-- EXERCISE BRIEF --
Output the lines of the records from the line containing "tag-icon: [186, 202, 206, 222]" through the line containing "ribbon-button[interactable]: Add Site: [10, 62, 44, 125]", inclusive, as a Markdown table. Use the columns No. and Line, numbering each row and leaving out blank lines.

Stored items from a collection
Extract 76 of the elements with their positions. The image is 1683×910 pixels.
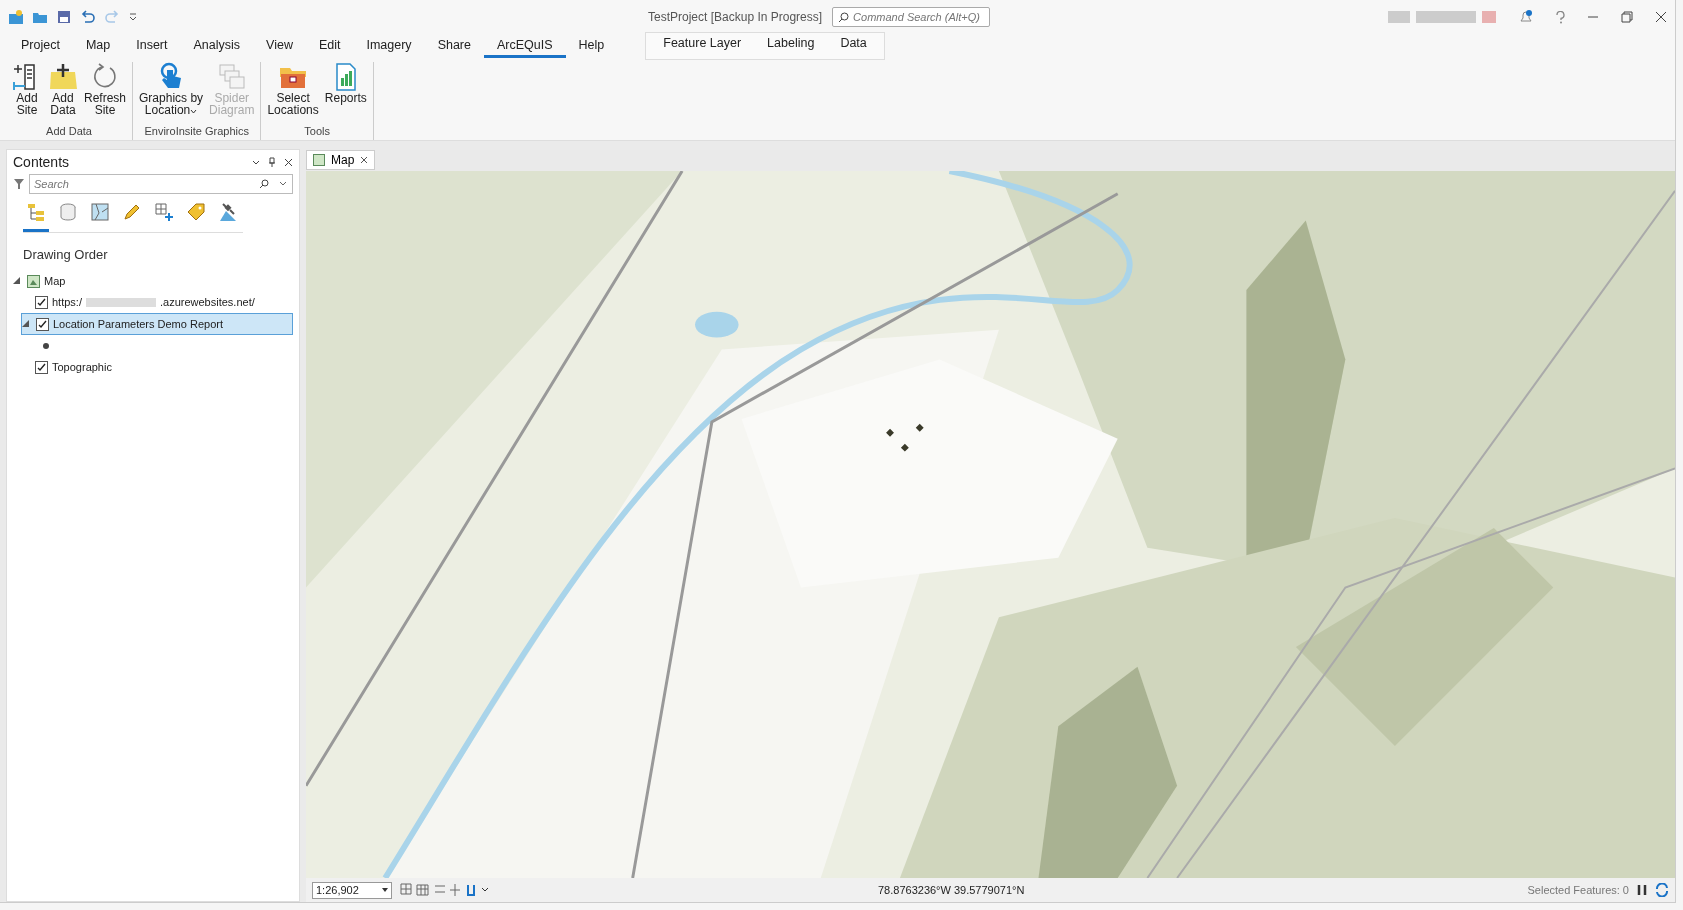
tag-icon: [186, 202, 206, 222]
grid-plus-icon: [154, 202, 174, 222]
ribbon-tab[interactable]: Analysis: [180, 38, 254, 58]
layer-name[interactable]: Topographic: [52, 361, 112, 373]
layer-name[interactable]: https:/: [52, 296, 82, 308]
ribbon-tab[interactable]: Project: [8, 38, 73, 58]
caret-icon[interactable]: [382, 888, 388, 892]
ribbon-tab[interactable]: Insert: [123, 38, 181, 58]
ribbon-tab[interactable]: Labeling: [754, 36, 828, 56]
ribbon-button[interactable]: Reports: [322, 62, 369, 125]
map-icon: [313, 154, 325, 166]
layer-name[interactable]: .azurewebsites.net/: [159, 296, 255, 308]
caret-icon[interactable]: [279, 181, 287, 186]
ribbon-tab[interactable]: Data: [827, 36, 880, 56]
scale-dropdown[interactable]: 1:26,902: [312, 881, 392, 899]
status-tools-drawing[interactable]: [400, 883, 490, 897]
coordinates: 78.8763236°W 39.5779071°N: [878, 884, 1025, 896]
checkbox[interactable]: [36, 317, 49, 331]
satellite-icon: [218, 202, 238, 222]
ribbon-button[interactable]: Graphics by Location: [137, 62, 206, 125]
window-title: TestProject [Backup In Progress]: [648, 10, 823, 24]
close-icon[interactable]: [1655, 11, 1667, 23]
add-data-icon: [48, 62, 78, 92]
notification-bell-icon[interactable]: [1518, 9, 1534, 25]
command-search-field[interactable]: Command Search (Alt+Q): [832, 7, 991, 27]
ribbon-button[interactable]: Add Site: [10, 62, 44, 125]
ribbon-button[interactable]: Add Data: [46, 62, 80, 125]
checkbox[interactable]: [35, 360, 48, 374]
restore-icon[interactable]: [1621, 11, 1633, 23]
selected-layer-row[interactable]: Location Parameters Demo Report: [21, 313, 293, 335]
ribbon-tab[interactable]: Imagery: [353, 38, 425, 58]
new-project-icon[interactable]: [8, 9, 24, 25]
layer-list-icon: [26, 202, 46, 222]
search-icon[interactable]: [259, 179, 269, 189]
section-heading: Drawing Order: [23, 247, 109, 262]
search-field[interactable]: Search: [29, 174, 293, 194]
filter-icon[interactable]: [13, 178, 25, 190]
collapse-arrow-icon[interactable]: [22, 319, 29, 327]
refresh-icon[interactable]: [1655, 883, 1669, 897]
search-icon: [838, 12, 850, 23]
customize-caret-icon[interactable]: [128, 12, 138, 22]
point-symbol-icon: [43, 343, 49, 349]
pencil-icon: [122, 202, 142, 222]
layer-name[interactable]: Map: [44, 275, 66, 287]
pin-icon[interactable]: [268, 157, 276, 167]
group-label: Add Data: [46, 125, 92, 139]
map-selection-icon: [90, 202, 110, 222]
pause-icon[interactable]: [1637, 884, 1647, 896]
layer-name[interactable]: Location Parameters Demo Report: [53, 318, 223, 330]
save-icon[interactable]: [56, 9, 72, 25]
group-label: EnviroInsite Graphics: [144, 125, 249, 139]
redacted-text: [85, 297, 156, 307]
ribbon-tab[interactable]: ArcEQuIS: [484, 38, 566, 58]
ribbon-tab[interactable]: Share: [424, 38, 484, 58]
panel-title: Contents: [13, 154, 71, 170]
caret-icon[interactable]: [190, 109, 198, 114]
ribbon-tab[interactable]: Feature Layer: [650, 36, 755, 56]
ribbon-tab[interactable]: Edit: [305, 38, 354, 58]
selected-features-count: Selected Features: 0: [1527, 884, 1629, 896]
spider-diagram-icon: [216, 62, 247, 92]
close-icon[interactable]: [284, 157, 293, 167]
database-icon: [58, 202, 78, 222]
close-icon[interactable]: [360, 156, 369, 164]
ribbon-button[interactable]: Refresh Site: [82, 62, 129, 125]
ribbon-tab[interactable]: Map: [72, 38, 124, 58]
ribbon-tab[interactable]: Help: [565, 38, 618, 58]
map-tab[interactable]: Map: [306, 150, 376, 170]
checkbox[interactable]: [35, 295, 48, 309]
help-icon[interactable]: [1556, 10, 1565, 24]
caret-icon[interactable]: [252, 159, 260, 165]
ribbon-button[interactable]: Select Locations: [265, 62, 321, 125]
undo-icon[interactable]: [80, 9, 96, 25]
ribbon-tab[interactable]: View: [253, 38, 306, 58]
collapse-arrow-icon[interactable]: [13, 276, 20, 284]
map-icon: [27, 274, 40, 288]
group-label: Tools: [304, 125, 330, 139]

-- TASK OUTPUT --
| No. | Line |
|---|---|
| 1 | tag-icon: [186, 202, 206, 222] |
| 2 | grid-plus-icon: [154, 202, 174, 222] |
| 3 | ribbon-tab[interactable]: Analysis: [180, 38, 254, 58] |
| 4 | layer-name[interactable]: Topographic: [52, 361, 112, 373] |
| 5 | layer-name[interactable]: https:/: [52, 296, 82, 308] |
| 6 | ribbon-tab[interactable]: Project: [8, 38, 73, 58] |
| 7 | caret-icon[interactable]: [382, 888, 388, 892] |
| 8 | ribbon-tab[interactable]: Insert: [123, 38, 181, 58] |
| 9 | ribbon-tab[interactable]: Labeling: [754, 36, 828, 56] |
| 10 | ribbon-button[interactable]: Reports: [322, 62, 369, 125] |
| 11 | map-icon: [313, 154, 325, 166] |
| 12 | layer-name[interactable]: .azurewebsites.net/: [159, 296, 255, 308] |
| 13 | caret-icon[interactable]: [279, 181, 287, 186] |
| 14 | ribbon-tab[interactable]: Data: [827, 36, 880, 56] |
| 15 | scale-dropdown[interactable]: 1:26,902: [312, 881, 392, 899] |
| 16 | status-tools-drawing[interactable]: [400, 883, 490, 897] |
| 17 | coordinates: 78.8763236°W 39.5779071°N: [878, 884, 1025, 896] |
| 18 | checkbox[interactable]: [36, 317, 49, 331] |
| 19 | satellite-icon: [218, 202, 238, 222] |
| 20 | ribbon-button[interactable]: Graphics by Location: [137, 62, 206, 125] |
| 21 | window-title: TestProject [Backup In Progress]: [648, 10, 823, 24] |
| 22 | close-icon[interactable]: [1655, 11, 1667, 23] |
| 23 | add-data-icon: [48, 62, 78, 92] |
| 24 | notification-bell-icon[interactable]: [1518, 9, 1534, 25] |
| 25 | command-search-field[interactable]: Command Search (Alt+Q): [832, 7, 991, 27] |
| 26 | ribbon-button[interactable]: Add Site: [10, 62, 44, 125] |